(Dataset records)
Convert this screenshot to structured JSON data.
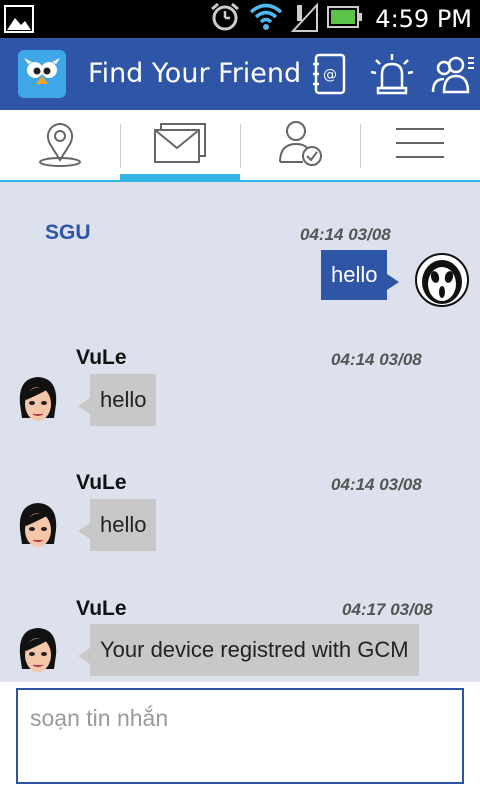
{
  "status_bar": {
    "time": "4:59 PM",
    "icons": [
      "gallery-icon",
      "alarm-icon",
      "wifi-icon",
      "signal-icon",
      "battery-icon"
    ]
  },
  "action_bar": {
    "title": "Find Your Friend",
    "icons": [
      "app-logo-icon",
      "contacts-book-icon",
      "siren-icon",
      "group-icon"
    ]
  },
  "tabs": [
    {
      "name": "map-pin-icon",
      "active": false
    },
    {
      "name": "envelope-icon",
      "active": true
    },
    {
      "name": "user-check-icon",
      "active": false
    },
    {
      "name": "menu-icon",
      "active": false
    }
  ],
  "messages": [
    {
      "sender": "SGU",
      "time": "04:14 03/08",
      "text": "hello",
      "direction": "out"
    },
    {
      "sender": "VuLe",
      "time": "04:14 03/08",
      "text": "hello",
      "direction": "in"
    },
    {
      "sender": "VuLe",
      "time": "04:14 03/08",
      "text": "hello",
      "direction": "in"
    },
    {
      "sender": "VuLe",
      "time": "04:17 03/08",
      "text": "Your device registred with GCM",
      "direction": "in"
    }
  ],
  "composer": {
    "placeholder": "soạn tin nhắn"
  },
  "colors": {
    "brand": "#2f56a6",
    "accent": "#33b5e5",
    "chat_bg": "#dce1ed",
    "incoming_bubble": "#c8c8c8"
  }
}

**The request:**
Leave the pictures out and reproduce each record exactly as written.

**Answer in full:**
Convert this screenshot to structured JSON data.
{
  "status_bar": {
    "time": "4:59 PM",
    "icons": [
      "gallery-icon",
      "alarm-icon",
      "wifi-icon",
      "signal-icon",
      "battery-icon"
    ]
  },
  "action_bar": {
    "title": "Find Your Friend",
    "icons": [
      "app-logo-icon",
      "contacts-book-icon",
      "siren-icon",
      "group-icon"
    ]
  },
  "tabs": [
    {
      "name": "map-pin-icon",
      "active": false
    },
    {
      "name": "envelope-icon",
      "active": true
    },
    {
      "name": "user-check-icon",
      "active": false
    },
    {
      "name": "menu-icon",
      "active": false
    }
  ],
  "messages": [
    {
      "sender": "SGU",
      "time": "04:14 03/08",
      "text": "hello",
      "direction": "out"
    },
    {
      "sender": "VuLe",
      "time": "04:14 03/08",
      "text": "hello",
      "direction": "in"
    },
    {
      "sender": "VuLe",
      "time": "04:14 03/08",
      "text": "hello",
      "direction": "in"
    },
    {
      "sender": "VuLe",
      "time": "04:17 03/08",
      "text": "Your device registred with GCM",
      "direction": "in"
    }
  ],
  "composer": {
    "placeholder": "soạn tin nhắn"
  },
  "colors": {
    "brand": "#2f56a6",
    "accent": "#33b5e5",
    "chat_bg": "#dce1ed",
    "incoming_bubble": "#c8c8c8"
  }
}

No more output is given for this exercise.